- _EXERCISE BRIEF_
Send back the records in full, character for character.

- _MATERIAL PROVIDED_

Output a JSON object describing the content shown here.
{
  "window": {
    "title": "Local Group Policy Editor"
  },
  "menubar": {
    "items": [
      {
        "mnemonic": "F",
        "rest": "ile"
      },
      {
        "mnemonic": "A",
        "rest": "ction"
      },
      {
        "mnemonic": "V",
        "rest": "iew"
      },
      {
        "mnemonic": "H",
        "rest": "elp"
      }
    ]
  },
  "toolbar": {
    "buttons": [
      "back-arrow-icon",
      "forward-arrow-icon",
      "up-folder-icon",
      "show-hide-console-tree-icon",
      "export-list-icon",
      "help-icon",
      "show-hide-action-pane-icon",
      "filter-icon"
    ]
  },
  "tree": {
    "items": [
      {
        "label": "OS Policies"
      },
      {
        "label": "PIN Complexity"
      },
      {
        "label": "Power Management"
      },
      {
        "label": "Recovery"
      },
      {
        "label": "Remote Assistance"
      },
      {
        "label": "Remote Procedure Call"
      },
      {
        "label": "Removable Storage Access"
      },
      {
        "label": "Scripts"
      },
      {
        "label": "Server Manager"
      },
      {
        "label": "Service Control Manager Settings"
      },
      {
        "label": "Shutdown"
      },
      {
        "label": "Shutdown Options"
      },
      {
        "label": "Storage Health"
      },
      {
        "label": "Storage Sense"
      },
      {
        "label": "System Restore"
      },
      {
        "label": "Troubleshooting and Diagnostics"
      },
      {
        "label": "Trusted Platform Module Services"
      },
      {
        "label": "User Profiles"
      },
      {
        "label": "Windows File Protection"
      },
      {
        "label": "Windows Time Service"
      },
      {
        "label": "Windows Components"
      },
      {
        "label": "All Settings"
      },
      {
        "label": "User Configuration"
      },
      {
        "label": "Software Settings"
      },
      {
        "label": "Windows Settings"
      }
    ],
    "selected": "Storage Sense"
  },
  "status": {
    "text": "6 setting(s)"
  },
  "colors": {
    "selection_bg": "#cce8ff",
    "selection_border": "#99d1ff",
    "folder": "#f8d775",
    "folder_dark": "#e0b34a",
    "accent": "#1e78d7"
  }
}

- _FINISHED EXERCISE_
Output a JSON object describing the content shown here.
{
  "window": {
    "title": "Local Group Policy Editor"
  },
  "menubar": {
    "items": [
      {
        "mnemonic": "F",
        "rest": "ile"
      },
      {
        "mnemonic": "A",
        "rest": "ction"
      },
      {
        "mnemonic": "V",
        "rest": "iew"
      },
      {
        "mnemonic": "H",
        "rest": "elp"
      }
    ]
  },
  "toolbar": {
    "buttons": [
      "back-arrow-icon",
      "forward-arrow-icon",
      "up-folder-icon",
      "show-hide-console-tree-icon",
      "export-list-icon",
      "help-icon",
      "show-hide-action-pane-icon",
      "filter-icon"
    ]
  },
  "tree": {
    "items": [
      {
        "label": "OS Policies"
      },
      {
        "label": "PIN Complexity"
      },
      {
        "label": "Power Management"
      },
      {
        "label": "Recovery"
      },
      {
        "label": "Remote Assistance"
      },
      {
        "label": "Remote Procedure Call"
      },
      {
        "label": "Removable Storage Access"
      },
      {
        "label": "Scripts"
      },
      {
        "label": "Server Manager"
      },
      {
        "label": "Service Control Manager Settings"
      },
      {
        "label": "Shutdown"
      },
      {
        "label": "Shutdown Options"
      },
      {
        "label": "Storage Health"
      },
      {
        "label": "Storage Sense"
      },
      {
        "label": "System Restore"
      },
      {
        "label": "Troubleshooting and Diagnostics"
      },
      {
        "label": "Trusted Platform Module Services"
      },
      {
        "label": "User Profiles"
      },
      {
        "label": "Windows File Protection"
      },
      {
        "label": "Windows Time Service"
      },
      {
        "label": "Windows Components"
      },
      {
        "label": "All Settings"
      },
      {
        "label": "User Configuration"
      },
      {
        "label": "Software Settings"
      },
      {
        "label": "Windows Settings"
      }
    ],
    "selected": "Storage Sense"
  },
  "status": {
    "text": "6 setting(s)"
  },
  "colors": {
    "selection_bg": "#cce8ff",
    "selection_border": "#99d1ff",
    "folder": "#f8d775",
    "folder_dark": "#e0b34a",
    "accent": "#1e78d7"
  }
}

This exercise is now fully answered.